:: Passage ::
You got it! Yup, it was a trick question! It took the class about 40 minutes before the first student got it! But the class didn't have any trouble comparing 1/8th and 50%.
Are you disagreeing with my assessment or just riffing on how much better your class was doing?
I wouldn't want to speak real confidently about things that happened 20 years ago, especially my 10 year old assessments of the mental states of other 10 year olds.
> The point of the lesson/activity is to evaluate whether the students understand that 1/8, 0.35 and 50% are comparable things.
It appeared that the teacher, in the 7th grade, was trying to teach probability, and your point about "1/8, 0.35 and 50%" is not
not significantly about probability. Further your point about "1/8, 0.35 and 50%" is too elementary for the 7th grade. Uh, at one time I was in the 6th grade, and the 7th, and even, could one believe, the 8th and do remember some of it!
My 7th grade teacher was quite comfortable giving that little puzzle problem and letting the class spend the whole period on it. It was a good little lesson.
It appears from this thread and some other sources, e.g., from
North Carolina, that probability is too difficult
for most of the K-12 faculty. So, I gave some easy lessons
on how to teach elementary probability.
I've been a student, am well qualified in probability, and
have done a lot of teaching. I know fairly well what the heck
I'm talking about.
Sorry, but that 7th grade teacher was not doing well.
Also the remarks above in this thread -- I tried to be nice
and not mention them -- on "continuous probabilities"
and "fuzzy" need to be flushed: Some probability distributions are continuous, but the 'probabilities' themselves are not. That is, we know in very fine detail just what 'continuous' means and what a 'probability' is, and 'continuous' does not apply to a 'probability'.
Further,
'fuzzy' is from a quite different subject. Saying 'fuzzy' seems
to imply that maybe some probabilities do not really exist;
no, this is a fundamental error, and quite serious. Instead,
with meager assumptions we can assume that probabilities
always exist; the issue, then, can be finding numerical
values for the probabilities, and for that we usually have
to make an 'estimate' and that is mostly in the field
of statistics and usually makes use of at least the
weak law of large numbers. That we have to make an
estimate does not justify 'fuzzy'.
From the OP, I can believe that the 7th grade students
are up to understanding probability but that the OP
is not and is not up to teaching it. Sorry 'bout that.
It appears that the K-12 teachers have been in an echo
chamber far too far from the solid material in US
universities and now are frequently circling their
wagons to defend themselves from attacks on their,
let me pick the right word, incompetence. Instead, the
teachers should learn some probability. I suggest
texts by M. Loeve (long at Berkeley), J. Neveu (from Paris and a Loeve student), K. Chung (long at Stanford), L. Breiman (a Loeve student and long at Berkeley),
or E. Cinlar (long at Princeton)? To read these texts,
start with, say, W. Rudin, 'Principles of Mathematical
Analysis' (at least once used in Harvard's Math 55), the first half of W. Rudin, 'Real and Complex
Analysis', and H. Royden, 'Real Analysis'. Royden was long at Stanford. To read those
books, be a college math major in a good program.

(Layout annotation records)
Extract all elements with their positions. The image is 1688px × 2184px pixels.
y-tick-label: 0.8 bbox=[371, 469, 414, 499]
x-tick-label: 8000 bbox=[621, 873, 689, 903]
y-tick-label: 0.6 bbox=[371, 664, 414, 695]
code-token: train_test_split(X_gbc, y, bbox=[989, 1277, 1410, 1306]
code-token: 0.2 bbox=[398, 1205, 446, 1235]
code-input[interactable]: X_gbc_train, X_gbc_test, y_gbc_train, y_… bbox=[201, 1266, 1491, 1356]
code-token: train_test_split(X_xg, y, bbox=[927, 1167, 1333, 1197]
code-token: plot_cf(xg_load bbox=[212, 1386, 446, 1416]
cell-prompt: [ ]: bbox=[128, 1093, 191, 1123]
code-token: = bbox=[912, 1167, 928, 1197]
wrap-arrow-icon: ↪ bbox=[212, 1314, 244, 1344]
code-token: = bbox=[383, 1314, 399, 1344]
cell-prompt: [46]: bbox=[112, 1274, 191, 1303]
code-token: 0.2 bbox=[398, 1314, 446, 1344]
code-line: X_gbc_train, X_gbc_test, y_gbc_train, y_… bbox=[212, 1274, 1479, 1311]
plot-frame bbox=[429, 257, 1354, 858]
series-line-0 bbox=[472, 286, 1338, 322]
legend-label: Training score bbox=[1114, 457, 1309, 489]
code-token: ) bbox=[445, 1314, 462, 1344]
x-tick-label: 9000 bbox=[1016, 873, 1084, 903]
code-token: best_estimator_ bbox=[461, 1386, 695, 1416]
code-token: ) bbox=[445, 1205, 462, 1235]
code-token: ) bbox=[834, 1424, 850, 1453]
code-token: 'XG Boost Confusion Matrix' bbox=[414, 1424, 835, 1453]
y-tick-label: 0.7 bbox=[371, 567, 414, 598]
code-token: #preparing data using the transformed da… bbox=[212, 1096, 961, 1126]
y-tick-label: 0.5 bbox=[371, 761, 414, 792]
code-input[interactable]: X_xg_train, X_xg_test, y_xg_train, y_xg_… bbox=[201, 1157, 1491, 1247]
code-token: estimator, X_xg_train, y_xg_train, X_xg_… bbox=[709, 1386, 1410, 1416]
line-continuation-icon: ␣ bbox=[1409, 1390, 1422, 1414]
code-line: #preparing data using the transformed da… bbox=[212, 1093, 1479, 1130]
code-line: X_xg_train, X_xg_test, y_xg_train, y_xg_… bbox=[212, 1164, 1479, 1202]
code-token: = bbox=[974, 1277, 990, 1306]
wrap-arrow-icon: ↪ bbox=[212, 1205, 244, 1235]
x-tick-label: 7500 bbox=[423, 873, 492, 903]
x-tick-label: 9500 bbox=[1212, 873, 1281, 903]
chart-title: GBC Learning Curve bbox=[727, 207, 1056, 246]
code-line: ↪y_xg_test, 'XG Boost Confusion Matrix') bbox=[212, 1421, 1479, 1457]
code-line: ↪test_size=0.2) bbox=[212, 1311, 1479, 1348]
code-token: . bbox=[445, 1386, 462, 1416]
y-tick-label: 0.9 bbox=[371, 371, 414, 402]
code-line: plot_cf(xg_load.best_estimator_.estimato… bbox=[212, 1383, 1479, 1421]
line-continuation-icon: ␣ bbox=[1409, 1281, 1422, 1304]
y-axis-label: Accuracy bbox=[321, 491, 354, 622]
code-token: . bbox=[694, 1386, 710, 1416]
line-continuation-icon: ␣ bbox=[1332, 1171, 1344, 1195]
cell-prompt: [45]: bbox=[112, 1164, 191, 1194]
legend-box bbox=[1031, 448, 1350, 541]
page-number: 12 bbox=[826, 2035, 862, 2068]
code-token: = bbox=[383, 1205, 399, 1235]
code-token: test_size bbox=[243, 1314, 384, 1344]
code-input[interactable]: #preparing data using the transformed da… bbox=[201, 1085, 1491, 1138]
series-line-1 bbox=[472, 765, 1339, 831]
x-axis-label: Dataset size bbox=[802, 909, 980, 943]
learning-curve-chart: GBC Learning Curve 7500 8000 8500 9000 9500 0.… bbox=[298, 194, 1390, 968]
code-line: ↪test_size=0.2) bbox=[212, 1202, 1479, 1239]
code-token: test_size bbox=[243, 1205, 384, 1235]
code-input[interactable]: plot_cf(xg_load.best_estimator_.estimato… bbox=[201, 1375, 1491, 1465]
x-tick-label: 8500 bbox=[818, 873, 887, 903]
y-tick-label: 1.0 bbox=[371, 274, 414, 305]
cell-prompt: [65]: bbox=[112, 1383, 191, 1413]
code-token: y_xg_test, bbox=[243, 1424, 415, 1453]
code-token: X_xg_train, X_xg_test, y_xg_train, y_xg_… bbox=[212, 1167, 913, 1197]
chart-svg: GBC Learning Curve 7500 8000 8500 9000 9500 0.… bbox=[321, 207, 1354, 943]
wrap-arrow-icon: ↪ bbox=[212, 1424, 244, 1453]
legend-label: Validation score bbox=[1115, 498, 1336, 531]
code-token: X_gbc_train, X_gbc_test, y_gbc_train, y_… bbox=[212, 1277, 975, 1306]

:: Required tasks ::
a: Can you extract the part of the probability thread that opens with the words containing "It appears from" and closes with "to a 'probability'."?
b: Which rows contain the string "score"? Show every such row in full, treating uppercase and lowercase as different.

:: Task results ::
a:
It appears from this thread and some other sources, e.g., from
North Carolina, that probability is too difficult
for most of the K-12 faculty. So, I gave some easy lessons
on how to teach elementary probability.
I've been a student, am well qualified in probability, and
have done a lot of teaching. I know fairly well what the heck
I'm talking about.
Sorry, but that 7th grade teacher was not doing well.
Also the remarks above in this thread -- I tried to be nice
and not mention them -- on "continuous probabilities"
and "fuzzy" need to be flushed: Some probability distributions are continuous, but the 'probabilities' themselves are not. That is, we know in very fine detail just what 'continuous' means and what a 'probability' is, and 'continuous' does not apply to a 'probability'.

b:
legend-label: Training score bbox=[1114, 457, 1309, 489]
legend-label: Validation score bbox=[1115, 498, 1336, 531]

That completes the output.